- [EXERCISE]: Leave every picture out and write out the records below exactly.

%%

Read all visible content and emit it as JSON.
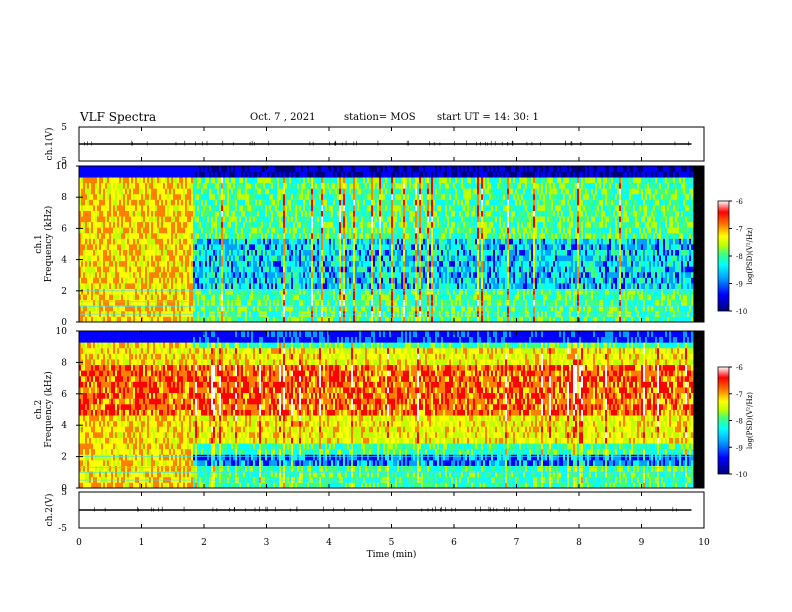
{
  "header": {
    "title": "VLF Spectra",
    "date": "Oct. 7 , 2021",
    "station": "station= MOS",
    "start": "start UT = 14: 30: 1"
  },
  "colors": {
    "spectrogram": [
      "#00007a",
      "#0000ff",
      "#00a0ff",
      "#00ffff",
      "#40ff80",
      "#c0ff00",
      "#ffff00",
      "#ff8000",
      "#ff0000",
      "#ffffff"
    ]
  },
  "chart_data": [
    {
      "type": "line",
      "panel": "ch.1 waveform",
      "ylabel": "ch.1(V)",
      "ylim": [
        -5,
        5
      ],
      "yticks": [
        "5",
        "-5"
      ],
      "series": [
        {
          "x": [
            0,
            9.8
          ],
          "values": [
            0,
            0
          ]
        }
      ]
    },
    {
      "type": "heatmap",
      "panel": "ch.1 spectrogram",
      "ylabel_line1": "ch.1",
      "ylabel_line2": "Frequency (kHz)",
      "xlim": [
        0,
        10
      ],
      "ylim": [
        0,
        10
      ],
      "yticks": [
        "0",
        "2",
        "4",
        "6",
        "8",
        "10"
      ],
      "data_end_min": 9.8,
      "broadband_segment_min": [
        0,
        1.8
      ],
      "colorbar": {
        "label": "log(PSD)(V²/Hz)",
        "range": [
          -10,
          -6
        ],
        "ticks": [
          "-6",
          "-7",
          "-8",
          "-9",
          "-10"
        ]
      }
    },
    {
      "type": "heatmap",
      "panel": "ch.2 spectrogram",
      "ylabel_line1": "ch.2",
      "ylabel_line2": "Frequency (kHz)",
      "xlim": [
        0,
        10
      ],
      "ylim": [
        0,
        10
      ],
      "yticks": [
        "0",
        "2",
        "4",
        "6",
        "8",
        "10"
      ],
      "data_end_min": 9.8,
      "broadband_segment_min": [
        0,
        1.8
      ],
      "colorbar": {
        "label": "log(PSD)(V²/Hz)",
        "range": [
          -10,
          -6
        ],
        "ticks": [
          "-6",
          "-7",
          "-8",
          "-9",
          "-10"
        ]
      }
    },
    {
      "type": "line",
      "panel": "ch.2 waveform",
      "ylabel": "ch.2(V)",
      "ylim": [
        -5,
        5
      ],
      "yticks": [
        "5",
        "-5"
      ],
      "xlabel": "Time (min)",
      "xlim": [
        0,
        10
      ],
      "xticks": [
        "0",
        "1",
        "2",
        "3",
        "4",
        "5",
        "6",
        "7",
        "8",
        "9",
        "10"
      ],
      "series": [
        {
          "x": [
            0,
            9.8
          ],
          "values": [
            0,
            0
          ]
        }
      ]
    }
  ]
}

%%

- [ANSWER TO THIS EXERCISE]:
Read all visible content and emit it as JSON.
{
  "header": {
    "title": "VLF Spectra",
    "date": "Oct. 7 , 2021",
    "station": "station= MOS",
    "start": "start UT = 14: 30: 1"
  },
  "colors": {
    "spectrogram": [
      "#00007a",
      "#0000ff",
      "#00a0ff",
      "#00ffff",
      "#40ff80",
      "#c0ff00",
      "#ffff00",
      "#ff8000",
      "#ff0000",
      "#ffffff"
    ]
  },
  "chart_data": [
    {
      "type": "line",
      "panel": "ch.1 waveform",
      "ylabel": "ch.1(V)",
      "ylim": [
        -5,
        5
      ],
      "yticks": [
        "5",
        "-5"
      ],
      "series": [
        {
          "x": [
            0,
            9.8
          ],
          "values": [
            0,
            0
          ]
        }
      ]
    },
    {
      "type": "heatmap",
      "panel": "ch.1 spectrogram",
      "ylabel_line1": "ch.1",
      "ylabel_line2": "Frequency (kHz)",
      "xlim": [
        0,
        10
      ],
      "ylim": [
        0,
        10
      ],
      "yticks": [
        "0",
        "2",
        "4",
        "6",
        "8",
        "10"
      ],
      "data_end_min": 9.8,
      "broadband_segment_min": [
        0,
        1.8
      ],
      "colorbar": {
        "label": "log(PSD)(V²/Hz)",
        "range": [
          -10,
          -6
        ],
        "ticks": [
          "-6",
          "-7",
          "-8",
          "-9",
          "-10"
        ]
      }
    },
    {
      "type": "heatmap",
      "panel": "ch.2 spectrogram",
      "ylabel_line1": "ch.2",
      "ylabel_line2": "Frequency (kHz)",
      "xlim": [
        0,
        10
      ],
      "ylim": [
        0,
        10
      ],
      "yticks": [
        "0",
        "2",
        "4",
        "6",
        "8",
        "10"
      ],
      "data_end_min": 9.8,
      "broadband_segment_min": [
        0,
        1.8
      ],
      "colorbar": {
        "label": "log(PSD)(V²/Hz)",
        "range": [
          -10,
          -6
        ],
        "ticks": [
          "-6",
          "-7",
          "-8",
          "-9",
          "-10"
        ]
      }
    },
    {
      "type": "line",
      "panel": "ch.2 waveform",
      "ylabel": "ch.2(V)",
      "ylim": [
        -5,
        5
      ],
      "yticks": [
        "5",
        "-5"
      ],
      "xlabel": "Time (min)",
      "xlim": [
        0,
        10
      ],
      "xticks": [
        "0",
        "1",
        "2",
        "3",
        "4",
        "5",
        "6",
        "7",
        "8",
        "9",
        "10"
      ],
      "series": [
        {
          "x": [
            0,
            9.8
          ],
          "values": [
            0,
            0
          ]
        }
      ]
    }
  ]
}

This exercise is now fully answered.